» **Records for the exercise**:
--------------------
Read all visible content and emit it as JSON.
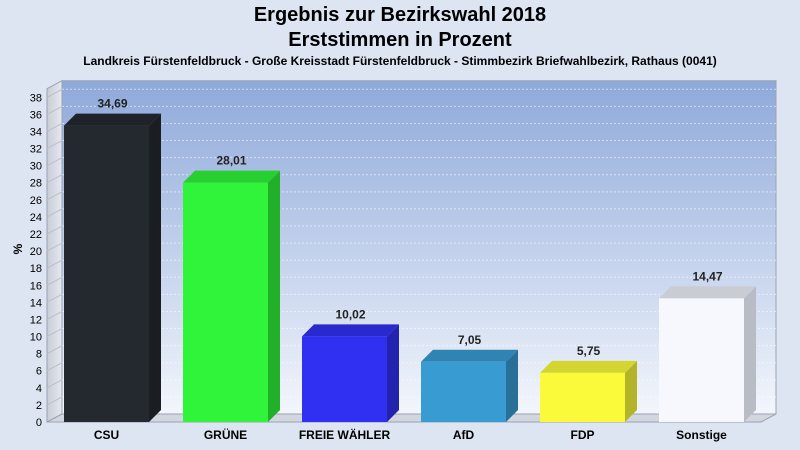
{
  "chart_data": {
    "type": "bar",
    "title": "Ergebnis zur Bezirkswahl 2018",
    "subtitle": "Erststimmen in Prozent",
    "caption": "Landkreis Fürstenfeldbruck - Große Kreisstadt Fürstenfeldbruck - Stimmbezirk Briefwahlbezirk, Rathaus (0041)",
    "ylabel": "%",
    "ylim": [
      0,
      39
    ],
    "yticks": [
      0,
      2,
      4,
      6,
      8,
      10,
      12,
      14,
      16,
      18,
      20,
      22,
      24,
      26,
      28,
      30,
      32,
      34,
      36,
      38
    ],
    "grid": true,
    "categories": [
      "CSU",
      "GRÜNE",
      "FREIE WÄHLER",
      "AfD",
      "FDP",
      "Sonstige"
    ],
    "values": [
      34.69,
      28.01,
      10.02,
      7.05,
      5.75,
      14.47
    ],
    "value_labels": [
      "34,69",
      "28,01",
      "10,02",
      "7,05",
      "5,75",
      "14,47"
    ],
    "colors": [
      "#24282f",
      "#2ff43a",
      "#3030f2",
      "#389bd2",
      "#fafa3a",
      "#f6f8fe"
    ]
  }
}
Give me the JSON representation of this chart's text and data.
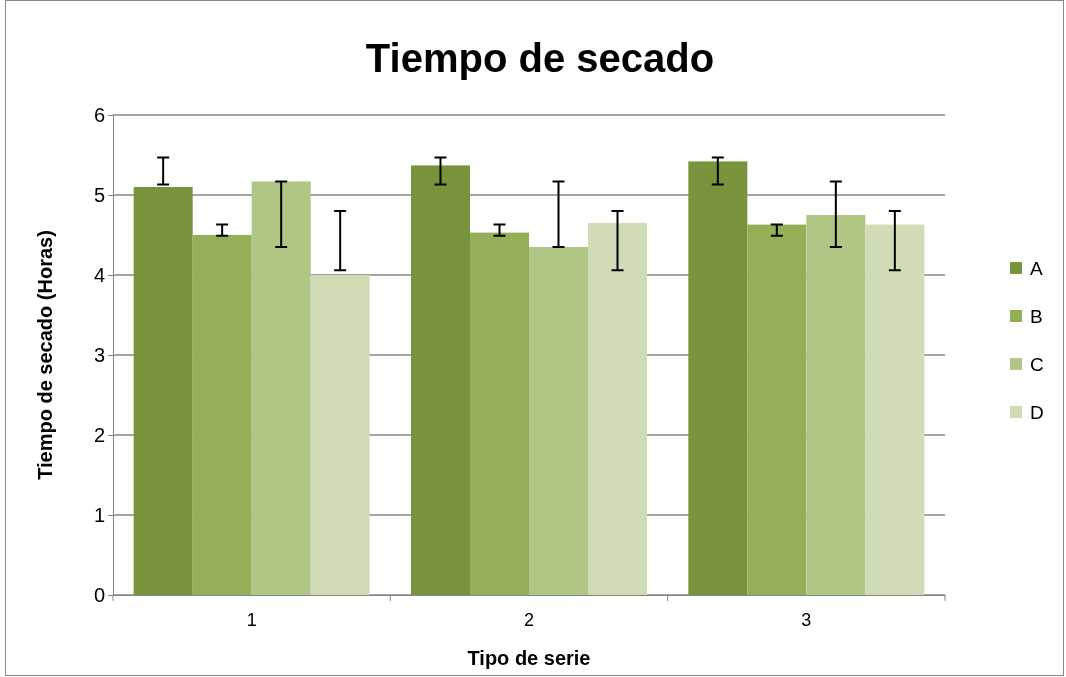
{
  "chart_data": {
    "type": "bar",
    "title": "Tiempo de secado",
    "xlabel": "Tipo de serie",
    "ylabel": "Tiempo de secado (Horas)",
    "categories": [
      "1",
      "2",
      "3"
    ],
    "series": [
      {
        "name": "A",
        "color": "#77933c",
        "values": [
          5.1,
          5.37,
          5.42
        ],
        "errors": [
          [
            5.13,
            5.47
          ],
          [
            5.13,
            5.47
          ],
          [
            5.13,
            5.47
          ]
        ]
      },
      {
        "name": "B",
        "color": "#93b058",
        "values": [
          4.5,
          4.53,
          4.63
        ],
        "errors": [
          [
            4.49,
            4.63
          ],
          [
            4.49,
            4.63
          ],
          [
            4.49,
            4.63
          ]
        ]
      },
      {
        "name": "C",
        "color": "#afc685",
        "values": [
          5.17,
          4.35,
          4.75
        ],
        "errors": [
          [
            4.35,
            5.17
          ],
          [
            4.35,
            5.17
          ],
          [
            4.35,
            5.17
          ]
        ]
      },
      {
        "name": "D",
        "color": "#d0dcb6",
        "values": [
          4.0,
          4.65,
          4.63
        ],
        "errors": [
          [
            4.06,
            4.8
          ],
          [
            4.06,
            4.8
          ],
          [
            4.06,
            4.8
          ]
        ]
      }
    ],
    "ylim": [
      0,
      6
    ],
    "yticks": [
      0,
      1,
      2,
      3,
      4,
      5,
      6
    ],
    "grid": "y",
    "legend": "right"
  }
}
--------------------
» **To do**: Locate all lines holding the word "JSON", then copy them out.

» **Correct result**:
Read all visible content and emit it as JSON.
Give me the JSON representation of this chart's text and data.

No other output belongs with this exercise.